## Records for this exercise

───

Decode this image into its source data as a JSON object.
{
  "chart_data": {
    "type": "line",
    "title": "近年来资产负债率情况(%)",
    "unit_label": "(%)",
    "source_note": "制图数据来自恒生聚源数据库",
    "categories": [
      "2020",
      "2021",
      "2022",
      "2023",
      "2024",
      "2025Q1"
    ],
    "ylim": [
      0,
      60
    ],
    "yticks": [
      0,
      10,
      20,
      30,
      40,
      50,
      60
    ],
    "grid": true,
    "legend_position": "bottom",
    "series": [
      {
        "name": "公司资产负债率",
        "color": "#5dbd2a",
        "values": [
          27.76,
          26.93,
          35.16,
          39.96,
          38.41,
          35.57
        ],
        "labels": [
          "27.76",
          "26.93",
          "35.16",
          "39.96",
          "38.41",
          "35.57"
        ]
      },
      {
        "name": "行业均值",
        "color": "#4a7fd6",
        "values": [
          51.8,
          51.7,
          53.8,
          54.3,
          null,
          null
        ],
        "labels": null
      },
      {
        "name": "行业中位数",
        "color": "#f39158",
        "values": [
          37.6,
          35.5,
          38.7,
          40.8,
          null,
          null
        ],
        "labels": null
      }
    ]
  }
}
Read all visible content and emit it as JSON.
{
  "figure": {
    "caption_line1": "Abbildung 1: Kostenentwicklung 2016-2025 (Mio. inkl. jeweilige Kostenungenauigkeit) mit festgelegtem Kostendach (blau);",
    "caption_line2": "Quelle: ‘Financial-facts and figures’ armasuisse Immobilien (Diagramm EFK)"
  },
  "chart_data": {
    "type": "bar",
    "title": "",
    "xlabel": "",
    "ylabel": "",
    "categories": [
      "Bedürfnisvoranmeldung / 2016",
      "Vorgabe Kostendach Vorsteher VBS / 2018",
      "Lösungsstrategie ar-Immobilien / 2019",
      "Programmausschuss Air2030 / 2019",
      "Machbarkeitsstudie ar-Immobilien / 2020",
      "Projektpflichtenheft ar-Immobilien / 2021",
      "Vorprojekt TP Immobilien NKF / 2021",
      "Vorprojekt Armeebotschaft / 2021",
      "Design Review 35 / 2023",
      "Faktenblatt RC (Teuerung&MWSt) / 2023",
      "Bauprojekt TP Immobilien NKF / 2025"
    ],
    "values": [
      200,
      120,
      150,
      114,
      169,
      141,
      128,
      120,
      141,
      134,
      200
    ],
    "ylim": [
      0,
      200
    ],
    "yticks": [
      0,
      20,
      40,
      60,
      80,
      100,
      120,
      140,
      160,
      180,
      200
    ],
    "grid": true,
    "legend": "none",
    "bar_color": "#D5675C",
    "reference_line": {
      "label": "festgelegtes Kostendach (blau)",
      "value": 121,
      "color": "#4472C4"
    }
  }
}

───

## Short exercise
Recopy the entries above exactly, with every line included.

## Reply to the task
Decode this image into its source data as a JSON object.
{
  "chart_data": {
    "type": "line",
    "title": "近年来资产负债率情况(%)",
    "unit_label": "(%)",
    "source_note": "制图数据来自恒生聚源数据库",
    "categories": [
      "2020",
      "2021",
      "2022",
      "2023",
      "2024",
      "2025Q1"
    ],
    "ylim": [
      0,
      60
    ],
    "yticks": [
      0,
      10,
      20,
      30,
      40,
      50,
      60
    ],
    "grid": true,
    "legend_position": "bottom",
    "series": [
      {
        "name": "公司资产负债率",
        "color": "#5dbd2a",
        "values": [
          27.76,
          26.93,
          35.16,
          39.96,
          38.41,
          35.57
        ],
        "labels": [
          "27.76",
          "26.93",
          "35.16",
          "39.96",
          "38.41",
          "35.57"
        ]
      },
      {
        "name": "行业均值",
        "color": "#4a7fd6",
        "values": [
          51.8,
          51.7,
          53.8,
          54.3,
          null,
          null
        ],
        "labels": null
      },
      {
        "name": "行业中位数",
        "color": "#f39158",
        "values": [
          37.6,
          35.5,
          38.7,
          40.8,
          null,
          null
        ],
        "labels": null
      }
    ]
  }
}
Read all visible content and emit it as JSON.
{
  "figure": {
    "caption_line1": "Abbildung 1: Kostenentwicklung 2016-2025 (Mio. inkl. jeweilige Kostenungenauigkeit) mit festgelegtem Kostendach (blau);",
    "caption_line2": "Quelle: ‘Financial-facts and figures’ armasuisse Immobilien (Diagramm EFK)"
  },
  "chart_data": {
    "type": "bar",
    "title": "",
    "xlabel": "",
    "ylabel": "",
    "categories": [
      "Bedürfnisvoranmeldung / 2016",
      "Vorgabe Kostendach Vorsteher VBS / 2018",
      "Lösungsstrategie ar-Immobilien / 2019",
      "Programmausschuss Air2030 / 2019",
      "Machbarkeitsstudie ar-Immobilien / 2020",
      "Projektpflichtenheft ar-Immobilien / 2021",
      "Vorprojekt TP Immobilien NKF / 2021",
      "Vorprojekt Armeebotschaft / 2021",
      "Design Review 35 / 2023",
      "Faktenblatt RC (Teuerung&MWSt) / 2023",
      "Bauprojekt TP Immobilien NKF / 2025"
    ],
    "values": [
      200,
      120,
      150,
      114,
      169,
      141,
      128,
      120,
      141,
      134,
      200
    ],
    "ylim": [
      0,
      200
    ],
    "yticks": [
      0,
      20,
      40,
      60,
      80,
      100,
      120,
      140,
      160,
      180,
      200
    ],
    "grid": true,
    "legend": "none",
    "bar_color": "#D5675C",
    "reference_line": {
      "label": "festgelegtes Kostendach (blau)",
      "value": 121,
      "color": "#4472C4"
    }
  }
}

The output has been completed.